Items from a dataset

** Start **

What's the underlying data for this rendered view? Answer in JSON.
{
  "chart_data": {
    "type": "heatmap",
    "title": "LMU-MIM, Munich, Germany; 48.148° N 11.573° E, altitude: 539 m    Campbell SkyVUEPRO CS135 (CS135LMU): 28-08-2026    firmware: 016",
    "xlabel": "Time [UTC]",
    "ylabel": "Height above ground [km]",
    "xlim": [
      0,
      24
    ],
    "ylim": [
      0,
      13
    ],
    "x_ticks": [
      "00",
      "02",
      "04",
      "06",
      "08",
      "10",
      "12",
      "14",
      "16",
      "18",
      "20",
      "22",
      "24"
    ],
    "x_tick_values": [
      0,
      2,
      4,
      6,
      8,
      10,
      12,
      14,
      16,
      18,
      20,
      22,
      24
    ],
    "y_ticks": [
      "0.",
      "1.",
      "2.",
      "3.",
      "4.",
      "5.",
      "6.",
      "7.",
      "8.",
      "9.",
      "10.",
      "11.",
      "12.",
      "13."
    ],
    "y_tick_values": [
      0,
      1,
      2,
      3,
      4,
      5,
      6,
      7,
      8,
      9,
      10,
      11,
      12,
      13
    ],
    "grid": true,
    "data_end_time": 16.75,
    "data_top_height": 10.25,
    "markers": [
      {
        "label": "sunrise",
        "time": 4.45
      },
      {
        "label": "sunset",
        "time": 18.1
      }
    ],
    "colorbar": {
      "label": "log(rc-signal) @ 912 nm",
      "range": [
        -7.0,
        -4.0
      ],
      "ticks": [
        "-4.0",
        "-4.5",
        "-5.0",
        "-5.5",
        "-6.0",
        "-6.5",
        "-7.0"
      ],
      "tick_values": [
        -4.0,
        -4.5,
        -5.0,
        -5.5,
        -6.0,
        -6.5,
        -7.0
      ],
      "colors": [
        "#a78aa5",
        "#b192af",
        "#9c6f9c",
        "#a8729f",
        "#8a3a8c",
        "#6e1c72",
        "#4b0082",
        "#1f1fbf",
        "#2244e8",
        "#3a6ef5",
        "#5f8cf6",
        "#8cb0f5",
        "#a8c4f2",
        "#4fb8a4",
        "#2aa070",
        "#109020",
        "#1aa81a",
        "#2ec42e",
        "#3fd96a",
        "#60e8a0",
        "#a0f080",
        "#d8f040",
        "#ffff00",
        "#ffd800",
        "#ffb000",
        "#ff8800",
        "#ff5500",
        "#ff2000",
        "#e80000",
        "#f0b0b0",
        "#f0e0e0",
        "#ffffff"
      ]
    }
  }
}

** End **

Print the records above in full, exactly.

● **The response**:
What's the underlying data for this rendered view? Answer in JSON.
{
  "chart_data": {
    "type": "heatmap",
    "title": "LMU-MIM, Munich, Germany; 48.148° N 11.573° E, altitude: 539 m    Campbell SkyVUEPRO CS135 (CS135LMU): 28-08-2026    firmware: 016",
    "xlabel": "Time [UTC]",
    "ylabel": "Height above ground [km]",
    "xlim": [
      0,
      24
    ],
    "ylim": [
      0,
      13
    ],
    "x_ticks": [
      "00",
      "02",
      "04",
      "06",
      "08",
      "10",
      "12",
      "14",
      "16",
      "18",
      "20",
      "22",
      "24"
    ],
    "x_tick_values": [
      0,
      2,
      4,
      6,
      8,
      10,
      12,
      14,
      16,
      18,
      20,
      22,
      24
    ],
    "y_ticks": [
      "0.",
      "1.",
      "2.",
      "3.",
      "4.",
      "5.",
      "6.",
      "7.",
      "8.",
      "9.",
      "10.",
      "11.",
      "12.",
      "13."
    ],
    "y_tick_values": [
      0,
      1,
      2,
      3,
      4,
      5,
      6,
      7,
      8,
      9,
      10,
      11,
      12,
      13
    ],
    "grid": true,
    "data_end_time": 16.75,
    "data_top_height": 10.25,
    "markers": [
      {
        "label": "sunrise",
        "time": 4.45
      },
      {
        "label": "sunset",
        "time": 18.1
      }
    ],
    "colorbar": {
      "label": "log(rc-signal) @ 912 nm",
      "range": [
        -7.0,
        -4.0
      ],
      "ticks": [
        "-4.0",
        "-4.5",
        "-5.0",
        "-5.5",
        "-6.0",
        "-6.5",
        "-7.0"
      ],
      "tick_values": [
        -4.0,
        -4.5,
        -5.0,
        -5.5,
        -6.0,
        -6.5,
        -7.0
      ],
      "colors": [
        "#a78aa5",
        "#b192af",
        "#9c6f9c",
        "#a8729f",
        "#8a3a8c",
        "#6e1c72",
        "#4b0082",
        "#1f1fbf",
        "#2244e8",
        "#3a6ef5",
        "#5f8cf6",
        "#8cb0f5",
        "#a8c4f2",
        "#4fb8a4",
        "#2aa070",
        "#109020",
        "#1aa81a",
        "#2ec42e",
        "#3fd96a",
        "#60e8a0",
        "#a0f080",
        "#d8f040",
        "#ffff00",
        "#ffd800",
        "#ffb000",
        "#ff8800",
        "#ff5500",
        "#ff2000",
        "#e80000",
        "#f0b0b0",
        "#f0e0e0",
        "#ffffff"
      ]
    }
  }
}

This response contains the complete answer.